Transcribe all the entries word for word, but omit the images.

* [Data entries for graphics]:
>> START
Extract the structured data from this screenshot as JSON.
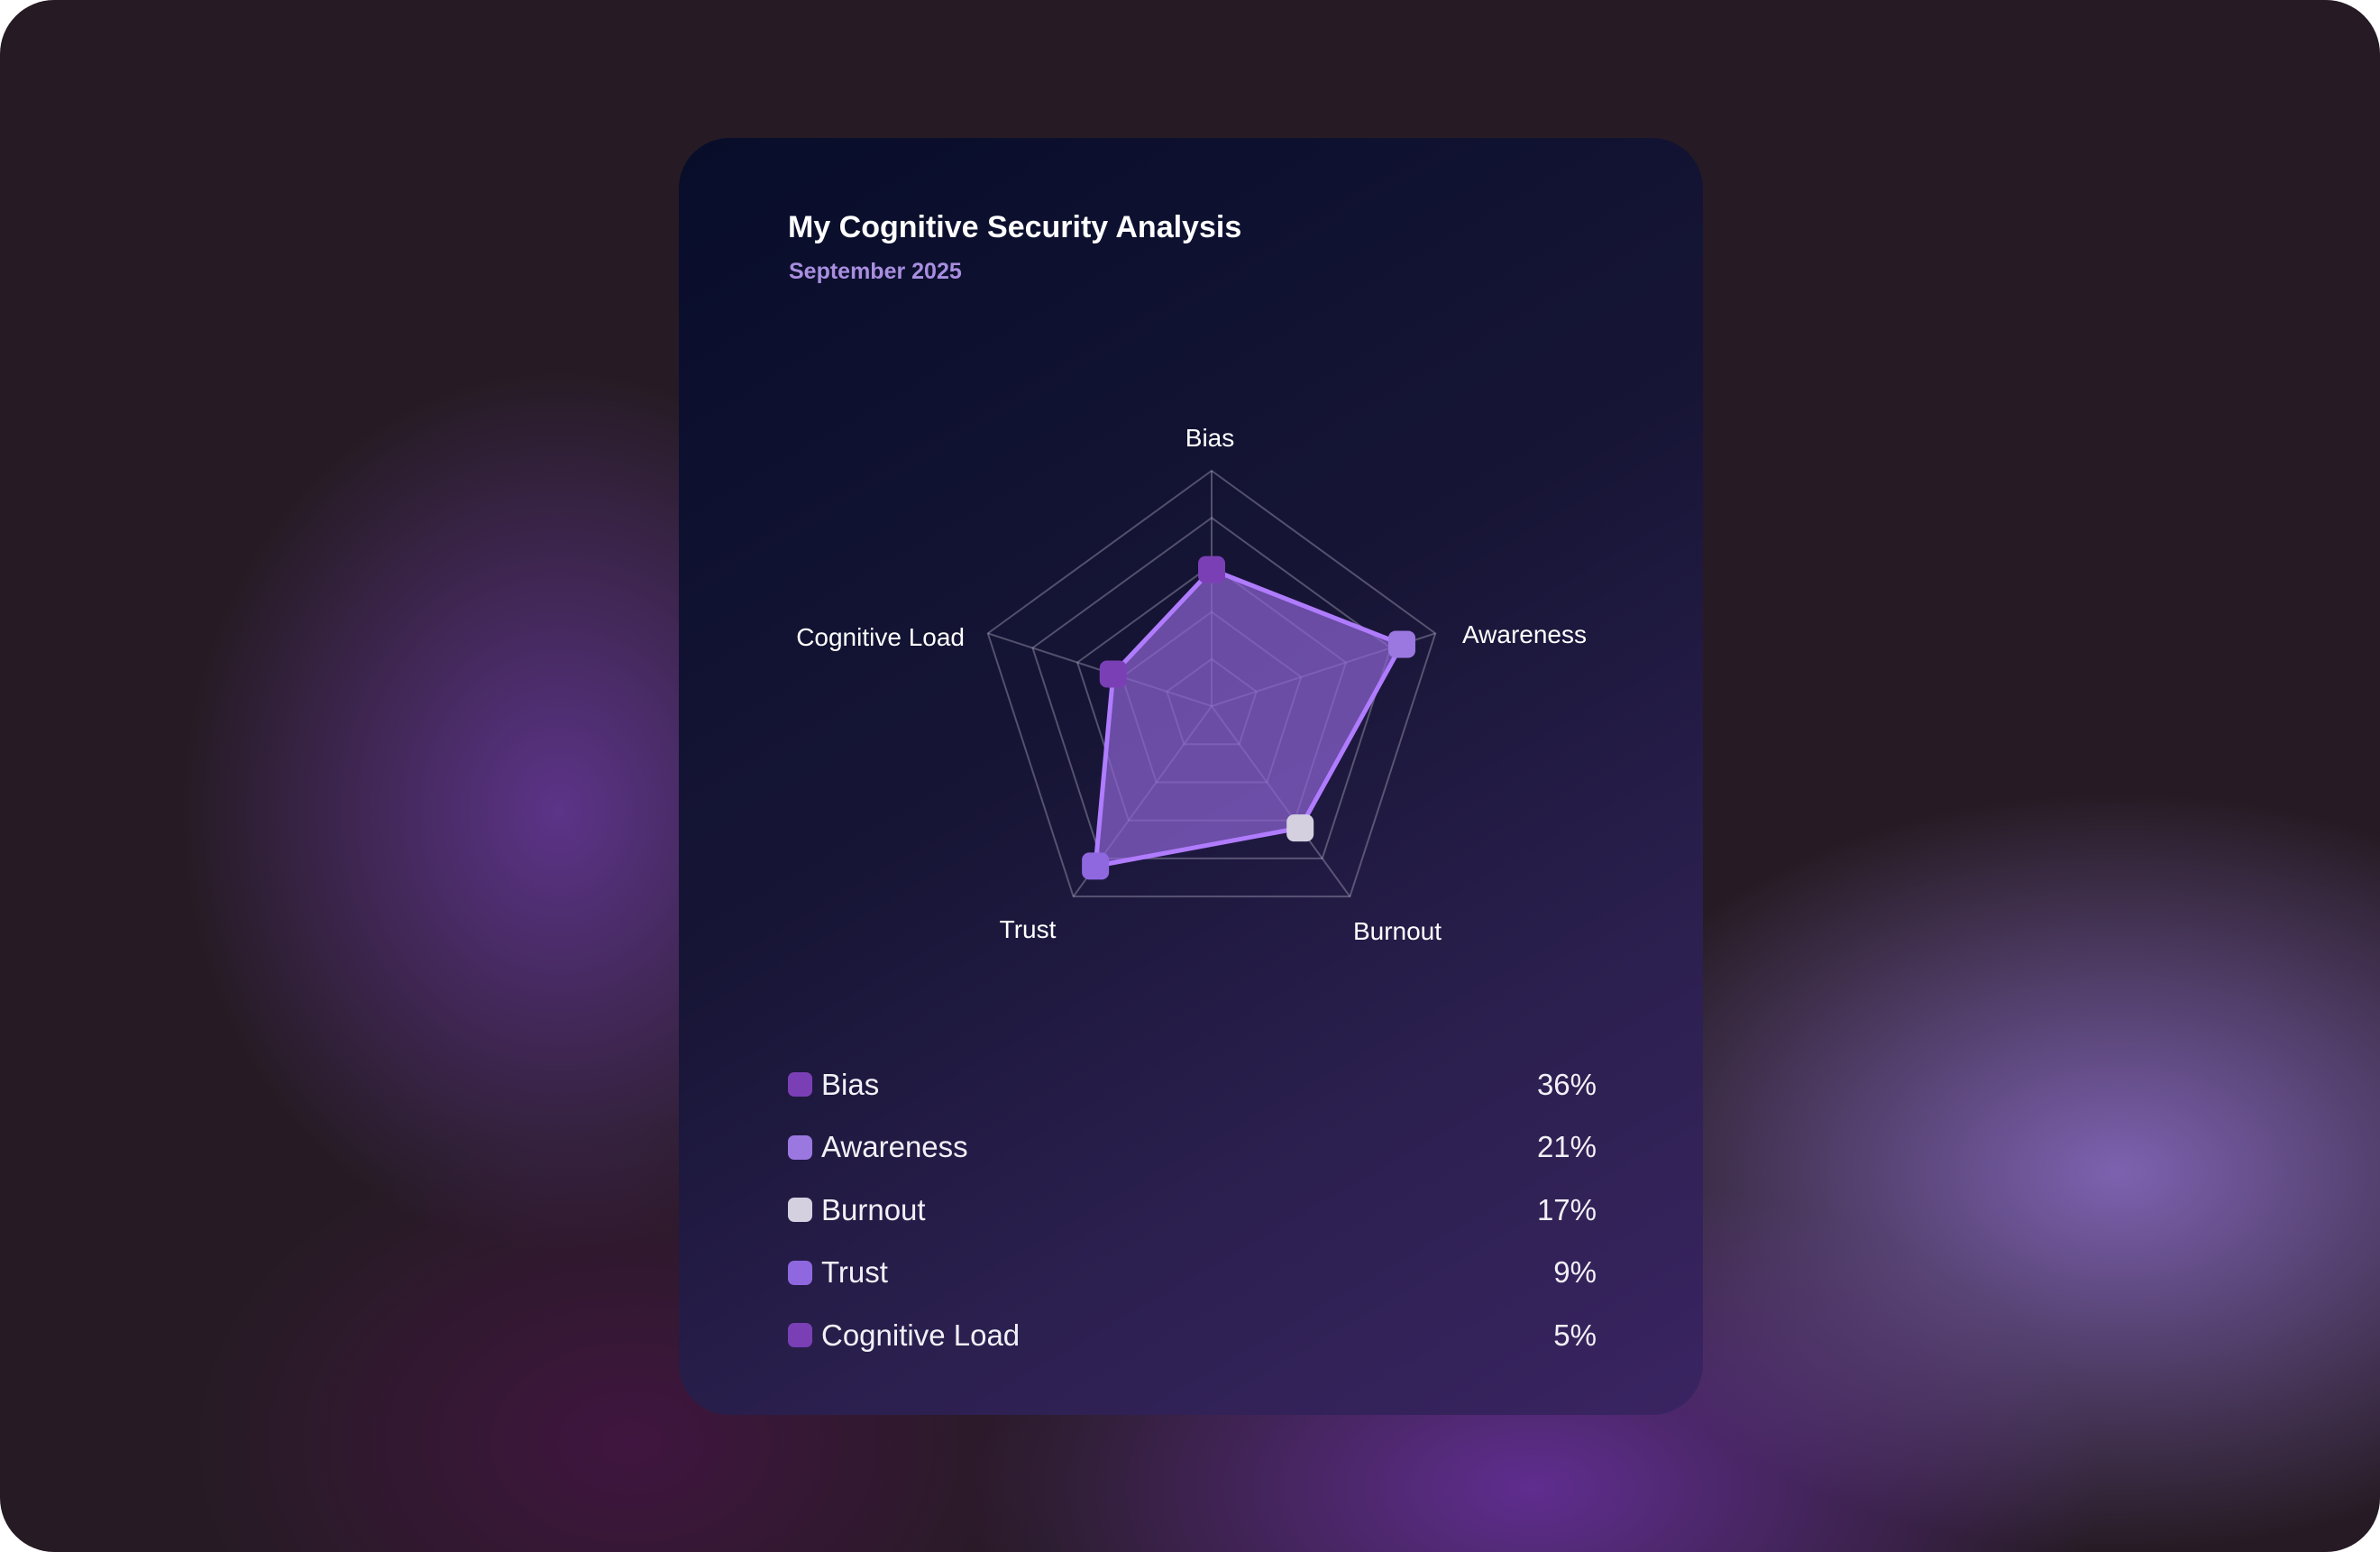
{
  "card": {
    "title": "My Cognitive Security Analysis",
    "subtitle": "September 2025"
  },
  "chart_data": {
    "type": "radar",
    "axes": [
      "Bias",
      "Awareness",
      "Burnout",
      "Trust",
      "Cognitive Load"
    ],
    "values": [
      58,
      85,
      64,
      84,
      44
    ],
    "range": [
      0,
      100
    ],
    "grid_levels": 5,
    "marker_colors": [
      "#7b3fb5",
      "#9b78e0",
      "#d4d0e0",
      "#8f68e0",
      "#7b3fb5"
    ],
    "fill_color": "#8a62d0",
    "line_color": "#b07cff"
  },
  "legend": [
    {
      "label": "Bias",
      "value": "36%",
      "color": "#7b3fb5"
    },
    {
      "label": "Awareness",
      "value": "21%",
      "color": "#9b78e0"
    },
    {
      "label": "Burnout",
      "value": "17%",
      "color": "#d4d0e0"
    },
    {
      "label": "Trust",
      "value": "9%",
      "color": "#8f68e0"
    },
    {
      "label": "Cognitive Load",
      "value": "5%",
      "color": "#7b3fb5"
    }
  ]
}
>> END
* [Expected answer]:
Extract the structured data from this screenshot as JSON.
{
  "card": {
    "title": "My Cognitive Security Analysis",
    "subtitle": "September 2025"
  },
  "chart_data": {
    "type": "radar",
    "axes": [
      "Bias",
      "Awareness",
      "Burnout",
      "Trust",
      "Cognitive Load"
    ],
    "values": [
      58,
      85,
      64,
      84,
      44
    ],
    "range": [
      0,
      100
    ],
    "grid_levels": 5,
    "marker_colors": [
      "#7b3fb5",
      "#9b78e0",
      "#d4d0e0",
      "#8f68e0",
      "#7b3fb5"
    ],
    "fill_color": "#8a62d0",
    "line_color": "#b07cff"
  },
  "legend": [
    {
      "label": "Bias",
      "value": "36%",
      "color": "#7b3fb5"
    },
    {
      "label": "Awareness",
      "value": "21%",
      "color": "#9b78e0"
    },
    {
      "label": "Burnout",
      "value": "17%",
      "color": "#d4d0e0"
    },
    {
      "label": "Trust",
      "value": "9%",
      "color": "#8f68e0"
    },
    {
      "label": "Cognitive Load",
      "value": "5%",
      "color": "#7b3fb5"
    }
  ]
}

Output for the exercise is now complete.